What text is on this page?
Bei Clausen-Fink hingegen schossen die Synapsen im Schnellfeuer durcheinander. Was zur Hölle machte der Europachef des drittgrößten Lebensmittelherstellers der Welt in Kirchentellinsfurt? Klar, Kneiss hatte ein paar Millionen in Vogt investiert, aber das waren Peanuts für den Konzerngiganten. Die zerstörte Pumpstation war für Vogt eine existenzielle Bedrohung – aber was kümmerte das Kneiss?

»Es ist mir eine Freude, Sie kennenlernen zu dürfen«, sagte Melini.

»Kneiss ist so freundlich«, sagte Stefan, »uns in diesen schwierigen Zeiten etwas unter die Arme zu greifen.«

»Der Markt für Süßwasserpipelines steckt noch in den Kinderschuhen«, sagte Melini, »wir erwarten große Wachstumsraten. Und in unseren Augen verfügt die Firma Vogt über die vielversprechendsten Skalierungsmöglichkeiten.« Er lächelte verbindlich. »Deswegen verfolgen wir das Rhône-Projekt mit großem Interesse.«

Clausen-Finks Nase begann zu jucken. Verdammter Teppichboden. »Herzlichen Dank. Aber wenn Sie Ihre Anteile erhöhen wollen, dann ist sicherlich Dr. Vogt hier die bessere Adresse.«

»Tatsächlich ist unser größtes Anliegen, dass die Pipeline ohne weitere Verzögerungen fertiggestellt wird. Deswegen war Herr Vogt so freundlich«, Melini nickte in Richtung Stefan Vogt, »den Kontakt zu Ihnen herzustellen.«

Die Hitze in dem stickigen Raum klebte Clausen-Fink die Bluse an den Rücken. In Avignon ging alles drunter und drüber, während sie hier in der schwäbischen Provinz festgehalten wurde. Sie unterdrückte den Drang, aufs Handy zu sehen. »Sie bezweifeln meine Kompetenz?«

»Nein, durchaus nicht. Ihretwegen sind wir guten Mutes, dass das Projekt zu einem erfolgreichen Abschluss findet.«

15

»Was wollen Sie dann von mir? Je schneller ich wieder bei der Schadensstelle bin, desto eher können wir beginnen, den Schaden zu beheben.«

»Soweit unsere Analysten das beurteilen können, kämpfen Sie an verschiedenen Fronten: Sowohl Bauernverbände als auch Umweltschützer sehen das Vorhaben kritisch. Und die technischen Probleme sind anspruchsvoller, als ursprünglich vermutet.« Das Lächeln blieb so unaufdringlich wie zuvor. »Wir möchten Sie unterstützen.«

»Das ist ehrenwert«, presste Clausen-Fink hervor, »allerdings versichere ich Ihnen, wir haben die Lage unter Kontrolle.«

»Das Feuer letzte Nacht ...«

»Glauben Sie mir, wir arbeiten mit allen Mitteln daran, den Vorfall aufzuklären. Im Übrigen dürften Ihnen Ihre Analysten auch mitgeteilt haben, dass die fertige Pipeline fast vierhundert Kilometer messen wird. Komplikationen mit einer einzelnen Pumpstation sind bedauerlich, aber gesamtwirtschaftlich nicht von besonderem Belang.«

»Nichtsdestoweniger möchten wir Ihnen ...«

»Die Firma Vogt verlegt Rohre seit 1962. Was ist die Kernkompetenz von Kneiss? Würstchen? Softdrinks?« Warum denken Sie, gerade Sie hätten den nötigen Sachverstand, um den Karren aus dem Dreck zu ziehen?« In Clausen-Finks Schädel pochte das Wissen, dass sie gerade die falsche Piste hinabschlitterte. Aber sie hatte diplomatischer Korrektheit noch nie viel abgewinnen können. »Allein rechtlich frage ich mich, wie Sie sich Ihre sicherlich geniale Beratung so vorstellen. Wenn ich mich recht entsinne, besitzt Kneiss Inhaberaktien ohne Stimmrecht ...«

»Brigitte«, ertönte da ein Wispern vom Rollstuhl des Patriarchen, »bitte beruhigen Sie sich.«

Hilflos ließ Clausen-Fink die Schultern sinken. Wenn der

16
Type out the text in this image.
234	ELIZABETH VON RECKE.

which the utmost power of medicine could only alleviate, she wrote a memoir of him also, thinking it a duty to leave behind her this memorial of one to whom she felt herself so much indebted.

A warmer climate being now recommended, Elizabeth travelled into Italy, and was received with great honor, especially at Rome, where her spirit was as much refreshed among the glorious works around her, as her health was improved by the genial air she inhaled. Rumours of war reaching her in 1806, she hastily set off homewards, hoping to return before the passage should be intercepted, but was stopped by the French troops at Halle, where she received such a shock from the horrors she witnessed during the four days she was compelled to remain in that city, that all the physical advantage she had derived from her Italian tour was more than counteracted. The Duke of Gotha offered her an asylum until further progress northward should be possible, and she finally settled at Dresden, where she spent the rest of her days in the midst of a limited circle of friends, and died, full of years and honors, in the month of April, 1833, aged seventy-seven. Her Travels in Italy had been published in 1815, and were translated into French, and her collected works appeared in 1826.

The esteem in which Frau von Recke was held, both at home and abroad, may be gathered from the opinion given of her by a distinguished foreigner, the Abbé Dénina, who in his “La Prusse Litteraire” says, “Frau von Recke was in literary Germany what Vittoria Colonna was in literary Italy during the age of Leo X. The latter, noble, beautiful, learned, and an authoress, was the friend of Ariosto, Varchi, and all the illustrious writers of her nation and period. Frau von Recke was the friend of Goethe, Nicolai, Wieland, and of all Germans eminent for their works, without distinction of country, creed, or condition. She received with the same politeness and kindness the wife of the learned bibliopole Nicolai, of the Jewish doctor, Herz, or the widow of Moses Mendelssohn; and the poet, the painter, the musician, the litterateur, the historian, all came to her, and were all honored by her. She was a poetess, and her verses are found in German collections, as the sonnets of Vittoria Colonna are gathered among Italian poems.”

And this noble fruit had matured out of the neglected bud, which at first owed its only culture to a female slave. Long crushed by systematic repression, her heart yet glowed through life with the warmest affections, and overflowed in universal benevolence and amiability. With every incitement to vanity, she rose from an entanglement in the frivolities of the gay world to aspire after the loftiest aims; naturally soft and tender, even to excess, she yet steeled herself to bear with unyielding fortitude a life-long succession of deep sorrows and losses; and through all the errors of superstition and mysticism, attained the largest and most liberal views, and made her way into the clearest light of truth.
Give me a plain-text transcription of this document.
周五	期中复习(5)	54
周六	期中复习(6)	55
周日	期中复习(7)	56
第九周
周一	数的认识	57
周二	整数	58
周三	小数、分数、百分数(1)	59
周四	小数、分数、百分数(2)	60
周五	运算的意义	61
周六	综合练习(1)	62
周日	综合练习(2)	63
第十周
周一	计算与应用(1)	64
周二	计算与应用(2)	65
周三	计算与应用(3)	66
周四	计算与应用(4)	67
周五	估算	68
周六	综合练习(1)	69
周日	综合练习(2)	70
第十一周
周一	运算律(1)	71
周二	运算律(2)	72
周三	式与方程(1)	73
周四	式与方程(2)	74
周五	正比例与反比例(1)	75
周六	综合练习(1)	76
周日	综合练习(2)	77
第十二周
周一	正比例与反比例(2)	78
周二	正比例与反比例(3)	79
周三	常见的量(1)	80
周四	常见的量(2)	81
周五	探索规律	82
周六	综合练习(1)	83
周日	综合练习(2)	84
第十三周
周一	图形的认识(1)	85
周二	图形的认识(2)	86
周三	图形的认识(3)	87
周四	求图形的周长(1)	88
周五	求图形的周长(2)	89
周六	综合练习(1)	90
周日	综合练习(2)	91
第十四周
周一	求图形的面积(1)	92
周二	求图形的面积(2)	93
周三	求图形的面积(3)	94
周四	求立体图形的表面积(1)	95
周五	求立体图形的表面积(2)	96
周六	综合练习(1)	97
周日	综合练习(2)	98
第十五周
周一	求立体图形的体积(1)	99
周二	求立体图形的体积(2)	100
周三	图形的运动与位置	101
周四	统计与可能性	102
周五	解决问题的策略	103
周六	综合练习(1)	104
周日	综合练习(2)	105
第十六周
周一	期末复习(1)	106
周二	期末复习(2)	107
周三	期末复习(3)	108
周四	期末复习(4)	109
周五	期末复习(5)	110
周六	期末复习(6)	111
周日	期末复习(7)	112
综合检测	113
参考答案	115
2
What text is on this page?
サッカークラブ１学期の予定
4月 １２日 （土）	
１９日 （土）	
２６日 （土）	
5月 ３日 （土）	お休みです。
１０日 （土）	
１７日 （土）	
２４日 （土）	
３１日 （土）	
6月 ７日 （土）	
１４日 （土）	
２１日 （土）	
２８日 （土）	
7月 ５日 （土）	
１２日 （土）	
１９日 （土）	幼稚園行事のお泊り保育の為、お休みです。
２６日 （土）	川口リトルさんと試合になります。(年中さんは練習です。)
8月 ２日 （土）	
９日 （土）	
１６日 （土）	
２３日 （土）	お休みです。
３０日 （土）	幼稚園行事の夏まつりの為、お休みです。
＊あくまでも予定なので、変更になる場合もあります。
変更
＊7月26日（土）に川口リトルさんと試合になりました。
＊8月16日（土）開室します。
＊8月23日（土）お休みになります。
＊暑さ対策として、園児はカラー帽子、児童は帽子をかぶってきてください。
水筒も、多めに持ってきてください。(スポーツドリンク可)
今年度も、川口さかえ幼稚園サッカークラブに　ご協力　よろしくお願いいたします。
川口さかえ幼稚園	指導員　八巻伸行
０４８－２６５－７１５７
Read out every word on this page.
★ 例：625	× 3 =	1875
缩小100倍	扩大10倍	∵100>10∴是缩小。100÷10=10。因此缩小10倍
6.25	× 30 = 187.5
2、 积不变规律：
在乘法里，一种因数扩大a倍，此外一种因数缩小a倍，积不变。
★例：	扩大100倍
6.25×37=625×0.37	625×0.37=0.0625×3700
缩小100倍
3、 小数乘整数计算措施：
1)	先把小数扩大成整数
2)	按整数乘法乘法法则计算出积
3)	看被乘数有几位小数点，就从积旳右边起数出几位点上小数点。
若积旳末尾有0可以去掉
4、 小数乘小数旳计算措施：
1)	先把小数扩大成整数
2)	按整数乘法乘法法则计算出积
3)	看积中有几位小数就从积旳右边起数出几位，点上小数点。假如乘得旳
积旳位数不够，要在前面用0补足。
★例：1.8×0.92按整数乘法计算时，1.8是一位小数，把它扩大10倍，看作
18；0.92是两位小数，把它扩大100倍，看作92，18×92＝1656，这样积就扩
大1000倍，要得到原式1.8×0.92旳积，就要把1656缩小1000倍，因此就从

· · · · · · ·

**THE EXERCISE:** Check each line of the records for "herself" and copy the ones that contain it.

**THE RESULT:**
which the utmost power of medicine could only alleviate, she wrote a memoir of him also, thinking it a duty to leave behind her this memorial of one to whom she felt herself so much indebted.
And this noble fruit had matured out of the neglected bud, which at first owed its only culture to a female slave. Long crushed by systematic repression, her heart yet glowed through life with the warmest affections, and overflowed in universal benevolence and amiability. With every incitement to vanity, she rose from an entanglement in the frivolities of the gay world to aspire after the loftiest aims; naturally soft and tender, even to excess, she yet steeled herself to bear with unyielding fortitude a life-long succession of deep sorrows and losses; and through all the errors of superstition and mysticism, attained the largest and most liberal views, and made her way into the clearest light of truth.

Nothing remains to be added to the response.